Part of a data file:
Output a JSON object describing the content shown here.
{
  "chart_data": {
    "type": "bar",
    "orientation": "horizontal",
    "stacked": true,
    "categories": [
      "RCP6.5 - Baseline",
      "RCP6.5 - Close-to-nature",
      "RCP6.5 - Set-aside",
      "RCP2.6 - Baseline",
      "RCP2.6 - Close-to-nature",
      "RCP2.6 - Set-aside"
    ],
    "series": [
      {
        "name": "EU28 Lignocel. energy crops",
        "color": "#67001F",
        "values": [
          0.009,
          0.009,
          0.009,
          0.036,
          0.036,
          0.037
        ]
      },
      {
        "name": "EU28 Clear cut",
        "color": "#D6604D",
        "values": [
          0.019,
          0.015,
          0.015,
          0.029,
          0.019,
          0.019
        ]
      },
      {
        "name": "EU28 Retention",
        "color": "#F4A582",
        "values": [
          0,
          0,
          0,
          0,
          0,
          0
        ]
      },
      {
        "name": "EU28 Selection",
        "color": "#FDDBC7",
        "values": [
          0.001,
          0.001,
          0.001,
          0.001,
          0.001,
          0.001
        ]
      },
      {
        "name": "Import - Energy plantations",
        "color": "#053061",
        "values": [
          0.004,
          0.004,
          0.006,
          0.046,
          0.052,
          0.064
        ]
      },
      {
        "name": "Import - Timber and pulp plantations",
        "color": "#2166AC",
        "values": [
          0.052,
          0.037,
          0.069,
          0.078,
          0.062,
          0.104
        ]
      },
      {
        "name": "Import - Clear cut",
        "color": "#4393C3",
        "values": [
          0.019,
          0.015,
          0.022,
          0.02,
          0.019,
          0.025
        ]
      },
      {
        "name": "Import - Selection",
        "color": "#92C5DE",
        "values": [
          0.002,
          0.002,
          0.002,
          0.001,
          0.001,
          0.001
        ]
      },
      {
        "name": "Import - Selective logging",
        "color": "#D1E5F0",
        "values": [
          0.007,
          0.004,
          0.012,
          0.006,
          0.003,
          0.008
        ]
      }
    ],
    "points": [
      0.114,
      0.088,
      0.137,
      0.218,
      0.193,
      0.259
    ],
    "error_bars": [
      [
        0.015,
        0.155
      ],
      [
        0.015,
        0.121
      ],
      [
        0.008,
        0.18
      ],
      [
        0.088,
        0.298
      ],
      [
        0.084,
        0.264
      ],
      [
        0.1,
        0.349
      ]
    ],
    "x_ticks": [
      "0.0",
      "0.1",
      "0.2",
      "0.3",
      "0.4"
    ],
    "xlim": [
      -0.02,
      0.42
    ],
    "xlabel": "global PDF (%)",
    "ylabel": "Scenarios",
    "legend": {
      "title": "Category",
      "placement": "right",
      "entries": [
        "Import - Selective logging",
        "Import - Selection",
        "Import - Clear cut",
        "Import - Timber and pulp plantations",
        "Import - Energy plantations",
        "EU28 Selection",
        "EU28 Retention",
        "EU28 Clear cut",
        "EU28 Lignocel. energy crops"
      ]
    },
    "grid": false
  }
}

Written exercise: Set down the material above again, word for word.

Full response:
Output a JSON object describing the content shown here.
{
  "chart_data": {
    "type": "bar",
    "orientation": "horizontal",
    "stacked": true,
    "categories": [
      "RCP6.5 - Baseline",
      "RCP6.5 - Close-to-nature",
      "RCP6.5 - Set-aside",
      "RCP2.6 - Baseline",
      "RCP2.6 - Close-to-nature",
      "RCP2.6 - Set-aside"
    ],
    "series": [
      {
        "name": "EU28 Lignocel. energy crops",
        "color": "#67001F",
        "values": [
          0.009,
          0.009,
          0.009,
          0.036,
          0.036,
          0.037
        ]
      },
      {
        "name": "EU28 Clear cut",
        "color": "#D6604D",
        "values": [
          0.019,
          0.015,
          0.015,
          0.029,
          0.019,
          0.019
        ]
      },
      {
        "name": "EU28 Retention",
        "color": "#F4A582",
        "values": [
          0,
          0,
          0,
          0,
          0,
          0
        ]
      },
      {
        "name": "EU28 Selection",
        "color": "#FDDBC7",
        "values": [
          0.001,
          0.001,
          0.001,
          0.001,
          0.001,
          0.001
        ]
      },
      {
        "name": "Import - Energy plantations",
        "color": "#053061",
        "values": [
          0.004,
          0.004,
          0.006,
          0.046,
          0.052,
          0.064
        ]
      },
      {
        "name": "Import - Timber and pulp plantations",
        "color": "#2166AC",
        "values": [
          0.052,
          0.037,
          0.069,
          0.078,
          0.062,
          0.104
        ]
      },
      {
        "name": "Import - Clear cut",
        "color": "#4393C3",
        "values": [
          0.019,
          0.015,
          0.022,
          0.02,
          0.019,
          0.025
        ]
      },
      {
        "name": "Import - Selection",
        "color": "#92C5DE",
        "values": [
          0.002,
          0.002,
          0.002,
          0.001,
          0.001,
          0.001
        ]
      },
      {
        "name": "Import - Selective logging",
        "color": "#D1E5F0",
        "values": [
          0.007,
          0.004,
          0.012,
          0.006,
          0.003,
          0.008
        ]
      }
    ],
    "points": [
      0.114,
      0.088,
      0.137,
      0.218,
      0.193,
      0.259
    ],
    "error_bars": [
      [
        0.015,
        0.155
      ],
      [
        0.015,
        0.121
      ],
      [
        0.008,
        0.18
      ],
      [
        0.088,
        0.298
      ],
      [
        0.084,
        0.264
      ],
      [
        0.1,
        0.349
      ]
    ],
    "x_ticks": [
      "0.0",
      "0.1",
      "0.2",
      "0.3",
      "0.4"
    ],
    "xlim": [
      -0.02,
      0.42
    ],
    "xlabel": "global PDF (%)",
    "ylabel": "Scenarios",
    "legend": {
      "title": "Category",
      "placement": "right",
      "entries": [
        "Import - Selective logging",
        "Import - Selection",
        "Import - Clear cut",
        "Import - Timber and pulp plantations",
        "Import - Energy plantations",
        "EU28 Selection",
        "EU28 Retention",
        "EU28 Clear cut",
        "EU28 Lignocel. energy crops"
      ]
    },
    "grid": false
  }
}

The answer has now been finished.